Identify and copy all lines of the material where the string "Growth" is found.

----

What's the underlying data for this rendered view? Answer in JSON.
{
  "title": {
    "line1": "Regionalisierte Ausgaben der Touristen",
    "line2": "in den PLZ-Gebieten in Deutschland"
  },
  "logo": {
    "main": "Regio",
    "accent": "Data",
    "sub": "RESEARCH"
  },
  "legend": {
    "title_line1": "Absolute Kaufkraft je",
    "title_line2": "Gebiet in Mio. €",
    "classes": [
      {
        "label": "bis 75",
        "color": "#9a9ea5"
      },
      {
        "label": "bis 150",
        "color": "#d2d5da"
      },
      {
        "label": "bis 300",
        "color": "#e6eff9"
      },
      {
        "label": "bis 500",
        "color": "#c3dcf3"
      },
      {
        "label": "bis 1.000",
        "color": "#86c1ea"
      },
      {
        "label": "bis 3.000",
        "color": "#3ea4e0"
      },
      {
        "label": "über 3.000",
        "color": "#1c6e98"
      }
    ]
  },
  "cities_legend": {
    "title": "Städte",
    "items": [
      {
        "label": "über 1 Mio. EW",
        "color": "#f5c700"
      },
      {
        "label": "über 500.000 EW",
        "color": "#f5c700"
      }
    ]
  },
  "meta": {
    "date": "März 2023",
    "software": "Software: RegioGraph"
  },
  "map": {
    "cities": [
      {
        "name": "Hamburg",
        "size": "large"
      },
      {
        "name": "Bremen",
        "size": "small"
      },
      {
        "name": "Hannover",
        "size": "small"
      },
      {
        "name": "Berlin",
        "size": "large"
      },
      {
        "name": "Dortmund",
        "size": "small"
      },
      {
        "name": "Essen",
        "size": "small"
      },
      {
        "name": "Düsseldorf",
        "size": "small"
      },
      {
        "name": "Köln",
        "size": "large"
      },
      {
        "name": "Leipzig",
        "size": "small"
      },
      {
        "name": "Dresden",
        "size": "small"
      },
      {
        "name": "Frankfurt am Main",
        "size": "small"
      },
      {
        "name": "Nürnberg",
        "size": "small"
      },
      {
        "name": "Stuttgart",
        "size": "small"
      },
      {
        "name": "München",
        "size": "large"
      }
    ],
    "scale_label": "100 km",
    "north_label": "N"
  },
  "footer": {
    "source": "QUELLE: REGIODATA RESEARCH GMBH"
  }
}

----

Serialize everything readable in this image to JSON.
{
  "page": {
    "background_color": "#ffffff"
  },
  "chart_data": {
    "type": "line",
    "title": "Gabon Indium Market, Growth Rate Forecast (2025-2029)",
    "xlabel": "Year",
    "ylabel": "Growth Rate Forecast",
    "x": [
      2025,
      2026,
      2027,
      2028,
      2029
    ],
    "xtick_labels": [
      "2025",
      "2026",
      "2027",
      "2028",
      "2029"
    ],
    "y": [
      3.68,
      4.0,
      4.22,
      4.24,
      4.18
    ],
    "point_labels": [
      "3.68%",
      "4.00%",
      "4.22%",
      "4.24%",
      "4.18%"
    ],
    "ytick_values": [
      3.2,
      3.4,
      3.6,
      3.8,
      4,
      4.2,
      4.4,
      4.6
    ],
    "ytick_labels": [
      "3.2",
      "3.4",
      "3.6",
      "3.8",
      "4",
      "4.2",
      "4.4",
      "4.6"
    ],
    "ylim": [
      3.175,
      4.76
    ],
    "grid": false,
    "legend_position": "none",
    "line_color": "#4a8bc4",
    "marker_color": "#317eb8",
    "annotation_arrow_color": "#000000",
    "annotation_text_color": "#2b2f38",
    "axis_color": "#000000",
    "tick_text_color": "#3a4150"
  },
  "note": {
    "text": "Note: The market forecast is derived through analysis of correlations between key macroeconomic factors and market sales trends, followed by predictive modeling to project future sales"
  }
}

----

-- TASK ANSWER --
    "title": "Gabon Indium Market, Growth Rate Forecast (2025-2029)",
    "ylabel": "Growth Rate Forecast",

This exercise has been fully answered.